- _Your objective_
Repeat the data verbatim.
START Supplied data
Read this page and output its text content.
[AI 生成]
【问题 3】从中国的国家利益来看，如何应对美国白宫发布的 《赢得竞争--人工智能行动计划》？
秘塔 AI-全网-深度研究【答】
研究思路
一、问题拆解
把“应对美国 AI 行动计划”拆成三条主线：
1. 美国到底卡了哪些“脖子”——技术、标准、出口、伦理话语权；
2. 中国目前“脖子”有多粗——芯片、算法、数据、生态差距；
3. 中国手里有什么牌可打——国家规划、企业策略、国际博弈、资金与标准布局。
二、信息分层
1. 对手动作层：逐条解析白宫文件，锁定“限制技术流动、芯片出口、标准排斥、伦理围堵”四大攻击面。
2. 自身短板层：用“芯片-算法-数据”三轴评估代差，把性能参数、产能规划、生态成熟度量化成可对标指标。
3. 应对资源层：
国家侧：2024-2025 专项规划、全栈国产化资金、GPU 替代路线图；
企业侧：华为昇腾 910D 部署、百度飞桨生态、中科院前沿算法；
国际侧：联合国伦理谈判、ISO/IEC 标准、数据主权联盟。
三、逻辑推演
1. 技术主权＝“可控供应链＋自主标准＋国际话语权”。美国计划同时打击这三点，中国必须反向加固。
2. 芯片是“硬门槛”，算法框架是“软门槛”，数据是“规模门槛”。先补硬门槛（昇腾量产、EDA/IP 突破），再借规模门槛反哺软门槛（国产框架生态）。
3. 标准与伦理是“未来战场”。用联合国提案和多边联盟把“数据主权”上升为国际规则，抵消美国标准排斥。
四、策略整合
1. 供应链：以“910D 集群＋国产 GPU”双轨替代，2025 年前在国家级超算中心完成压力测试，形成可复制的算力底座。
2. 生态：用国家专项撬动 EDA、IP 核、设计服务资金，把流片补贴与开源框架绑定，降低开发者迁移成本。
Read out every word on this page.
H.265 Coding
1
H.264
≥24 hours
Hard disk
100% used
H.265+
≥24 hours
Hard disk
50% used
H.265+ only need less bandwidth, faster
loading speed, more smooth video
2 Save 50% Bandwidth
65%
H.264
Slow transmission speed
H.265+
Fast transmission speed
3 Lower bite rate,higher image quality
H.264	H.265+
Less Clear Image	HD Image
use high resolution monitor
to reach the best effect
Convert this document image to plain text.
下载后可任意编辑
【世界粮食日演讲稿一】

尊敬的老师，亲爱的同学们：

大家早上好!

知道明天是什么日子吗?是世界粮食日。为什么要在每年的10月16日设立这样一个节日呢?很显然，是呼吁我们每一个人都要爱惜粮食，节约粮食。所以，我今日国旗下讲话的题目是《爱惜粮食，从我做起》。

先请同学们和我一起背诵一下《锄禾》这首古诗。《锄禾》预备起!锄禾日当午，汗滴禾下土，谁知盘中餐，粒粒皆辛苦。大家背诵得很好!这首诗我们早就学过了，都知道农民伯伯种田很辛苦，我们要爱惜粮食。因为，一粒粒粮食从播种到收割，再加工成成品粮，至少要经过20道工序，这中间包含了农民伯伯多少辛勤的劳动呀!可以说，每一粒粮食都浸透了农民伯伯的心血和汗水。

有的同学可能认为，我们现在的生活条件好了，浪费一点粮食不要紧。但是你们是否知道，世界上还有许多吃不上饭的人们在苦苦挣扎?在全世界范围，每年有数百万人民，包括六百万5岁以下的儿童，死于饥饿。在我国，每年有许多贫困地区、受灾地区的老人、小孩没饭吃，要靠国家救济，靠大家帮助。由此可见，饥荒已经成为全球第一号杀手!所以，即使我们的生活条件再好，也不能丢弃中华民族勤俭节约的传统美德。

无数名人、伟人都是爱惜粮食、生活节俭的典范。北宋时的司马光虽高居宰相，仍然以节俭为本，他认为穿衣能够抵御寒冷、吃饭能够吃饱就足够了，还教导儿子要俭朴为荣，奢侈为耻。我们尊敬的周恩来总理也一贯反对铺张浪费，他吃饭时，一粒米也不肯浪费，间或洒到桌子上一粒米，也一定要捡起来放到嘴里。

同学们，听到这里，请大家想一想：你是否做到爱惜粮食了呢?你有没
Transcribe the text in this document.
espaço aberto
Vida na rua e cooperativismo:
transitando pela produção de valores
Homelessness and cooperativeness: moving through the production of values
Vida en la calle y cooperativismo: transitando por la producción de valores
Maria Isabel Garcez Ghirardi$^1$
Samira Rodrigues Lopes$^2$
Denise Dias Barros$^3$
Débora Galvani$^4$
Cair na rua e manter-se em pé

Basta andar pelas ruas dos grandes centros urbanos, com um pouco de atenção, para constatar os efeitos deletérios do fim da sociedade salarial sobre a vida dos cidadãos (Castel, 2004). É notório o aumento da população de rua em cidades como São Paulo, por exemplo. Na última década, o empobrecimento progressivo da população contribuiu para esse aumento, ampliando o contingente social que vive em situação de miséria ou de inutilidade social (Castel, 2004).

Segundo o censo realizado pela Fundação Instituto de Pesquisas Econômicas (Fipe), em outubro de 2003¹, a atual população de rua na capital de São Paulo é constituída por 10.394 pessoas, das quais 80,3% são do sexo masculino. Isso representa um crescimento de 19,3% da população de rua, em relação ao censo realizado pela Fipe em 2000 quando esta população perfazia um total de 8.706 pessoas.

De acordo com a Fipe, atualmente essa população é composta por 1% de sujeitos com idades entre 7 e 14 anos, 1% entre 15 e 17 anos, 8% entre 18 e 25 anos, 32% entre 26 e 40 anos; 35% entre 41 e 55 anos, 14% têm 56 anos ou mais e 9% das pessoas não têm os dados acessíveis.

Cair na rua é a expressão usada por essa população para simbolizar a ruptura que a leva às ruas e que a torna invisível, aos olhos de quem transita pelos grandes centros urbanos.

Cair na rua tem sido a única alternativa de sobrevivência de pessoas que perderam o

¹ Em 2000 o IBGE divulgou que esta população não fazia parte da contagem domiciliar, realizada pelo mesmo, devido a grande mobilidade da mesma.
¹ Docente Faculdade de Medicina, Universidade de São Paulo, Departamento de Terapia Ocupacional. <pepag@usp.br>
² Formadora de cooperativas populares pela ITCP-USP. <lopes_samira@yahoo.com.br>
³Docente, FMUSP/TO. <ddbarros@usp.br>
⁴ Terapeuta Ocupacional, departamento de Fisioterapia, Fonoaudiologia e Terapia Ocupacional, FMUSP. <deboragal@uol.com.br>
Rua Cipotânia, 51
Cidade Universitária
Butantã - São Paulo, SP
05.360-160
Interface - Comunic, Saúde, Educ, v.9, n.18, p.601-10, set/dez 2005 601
END Supplied data
- _Solution to this task_
Read this page and output its text content.
[AI 生成]
【问题 3】从中国的国家利益来看，如何应对美国白宫发布的 《赢得竞争--人工智能行动计划》？
秘塔 AI-全网-深度研究【答】
研究思路
一、问题拆解
把“应对美国 AI 行动计划”拆成三条主线：
1. 美国到底卡了哪些“脖子”——技术、标准、出口、伦理话语权；
2. 中国目前“脖子”有多粗——芯片、算法、数据、生态差距；
3. 中国手里有什么牌可打——国家规划、企业策略、国际博弈、资金与标准布局。
二、信息分层
1. 对手动作层：逐条解析白宫文件，锁定“限制技术流动、芯片出口、标准排斥、伦理围堵”四大攻击面。
2. 自身短板层：用“芯片-算法-数据”三轴评估代差，把性能参数、产能规划、生态成熟度量化成可对标指标。
3. 应对资源层：
国家侧：2024-2025 专项规划、全栈国产化资金、GPU 替代路线图；
企业侧：华为昇腾 910D 部署、百度飞桨生态、中科院前沿算法；
国际侧：联合国伦理谈判、ISO/IEC 标准、数据主权联盟。
三、逻辑推演
1. 技术主权＝“可控供应链＋自主标准＋国际话语权”。美国计划同时打击这三点，中国必须反向加固。
2. 芯片是“硬门槛”，算法框架是“软门槛”，数据是“规模门槛”。先补硬门槛（昇腾量产、EDA/IP 突破），再借规模门槛反哺软门槛（国产框架生态）。
3. 标准与伦理是“未来战场”。用联合国提案和多边联盟把“数据主权”上升为国际规则，抵消美国标准排斥。
四、策略整合
1. 供应链：以“910D 集群＋国产 GPU”双轨替代，2025 年前在国家级超算中心完成压力测试，形成可复制的算力底座。
2. 生态：用国家专项撬动 EDA、IP 核、设计服务资金，把流片补贴与开源框架绑定，降低开发者迁移成本。
Read out every word on this page.
H.265 Coding
1
H.264
≥24 hours
Hard disk
100% used
H.265+
≥24 hours
Hard disk
50% used
H.265+ only need less bandwidth, faster
loading speed, more smooth video
2 Save 50% Bandwidth
65%
H.264
Slow transmission speed
H.265+
Fast transmission speed
3 Lower bite rate,higher image quality
H.264	H.265+
Less Clear Image	HD Image
use high resolution monitor
to reach the best effect
Convert this document image to plain text.
下载后可任意编辑
【世界粮食日演讲稿一】

尊敬的老师，亲爱的同学们：

大家早上好!

知道明天是什么日子吗?是世界粮食日。为什么要在每年的10月16日设立这样一个节日呢?很显然，是呼吁我们每一个人都要爱惜粮食，节约粮食。所以，我今日国旗下讲话的题目是《爱惜粮食，从我做起》。

先请同学们和我一起背诵一下《锄禾》这首古诗。《锄禾》预备起!锄禾日当午，汗滴禾下土，谁知盘中餐，粒粒皆辛苦。大家背诵得很好!这首诗我们早就学过了，都知道农民伯伯种田很辛苦，我们要爱惜粮食。因为，一粒粒粮食从播种到收割，再加工成成品粮，至少要经过20道工序，这中间包含了农民伯伯多少辛勤的劳动呀!可以说，每一粒粮食都浸透了农民伯伯的心血和汗水。

有的同学可能认为，我们现在的生活条件好了，浪费一点粮食不要紧。但是你们是否知道，世界上还有许多吃不上饭的人们在苦苦挣扎?在全世界范围，每年有数百万人民，包括六百万5岁以下的儿童，死于饥饿。在我国，每年有许多贫困地区、受灾地区的老人、小孩没饭吃，要靠国家救济，靠大家帮助。由此可见，饥荒已经成为全球第一号杀手!所以，即使我们的生活条件再好，也不能丢弃中华民族勤俭节约的传统美德。

无数名人、伟人都是爱惜粮食、生活节俭的典范。北宋时的司马光虽高居宰相，仍然以节俭为本，他认为穿衣能够抵御寒冷、吃饭能够吃饱就足够了，还教导儿子要俭朴为荣，奢侈为耻。我们尊敬的周恩来总理也一贯反对铺张浪费，他吃饭时，一粒米也不肯浪费，间或洒到桌子上一粒米，也一定要捡起来放到嘴里。

同学们，听到这里，请大家想一想：你是否做到爱惜粮食了呢?你有没
Transcribe the text in this document.
espaço aberto
Vida na rua e cooperativismo:
transitando pela produção de valores
Homelessness and cooperativeness: moving through the production of values
Vida en la calle y cooperativismo: transitando por la producción de valores
Maria Isabel Garcez Ghirardi$^1$
Samira Rodrigues Lopes$^2$
Denise Dias Barros$^3$
Débora Galvani$^4$
Cair na rua e manter-se em pé

Basta andar pelas ruas dos grandes centros urbanos, com um pouco de atenção, para constatar os efeitos deletérios do fim da sociedade salarial sobre a vida dos cidadãos (Castel, 2004). É notório o aumento da população de rua em cidades como São Paulo, por exemplo. Na última década, o empobrecimento progressivo da população contribuiu para esse aumento, ampliando o contingente social que vive em situação de miséria ou de inutilidade social (Castel, 2004).

Segundo o censo realizado pela Fundação Instituto de Pesquisas Econômicas (Fipe), em outubro de 2003¹, a atual população de rua na capital de São Paulo é constituída por 10.394 pessoas, das quais 80,3% são do sexo masculino. Isso representa um crescimento de 19,3% da população de rua, em relação ao censo realizado pela Fipe em 2000 quando esta população perfazia um total de 8.706 pessoas.

De acordo com a Fipe, atualmente essa população é composta por 1% de sujeitos com idades entre 7 e 14 anos, 1% entre 15 e 17 anos, 8% entre 18 e 25 anos, 32% entre 26 e 40 anos; 35% entre 41 e 55 anos, 14% têm 56 anos ou mais e 9% das pessoas não têm os dados acessíveis.

Cair na rua é a expressão usada por essa população para simbolizar a ruptura que a leva às ruas e que a torna invisível, aos olhos de quem transita pelos grandes centros urbanos.

Cair na rua tem sido a única alternativa de sobrevivência de pessoas que perderam o

¹ Em 2000 o IBGE divulgou que esta população não fazia parte da contagem domiciliar, realizada pelo mesmo, devido a grande mobilidade da mesma.
¹ Docente Faculdade de Medicina, Universidade de São Paulo, Departamento de Terapia Ocupacional. <pepag@usp.br>
² Formadora de cooperativas populares pela ITCP-USP. <lopes_samira@yahoo.com.br>
³Docente, FMUSP/TO. <ddbarros@usp.br>
⁴ Terapeuta Ocupacional, departamento de Fisioterapia, Fonoaudiologia e Terapia Ocupacional, FMUSP. <deboragal@uol.com.br>
Rua Cipotânia, 51
Cidade Universitária
Butantã - São Paulo, SP
05.360-160
Interface - Comunic, Saúde, Educ, v.9, n.18, p.601-10, set/dez 2005 601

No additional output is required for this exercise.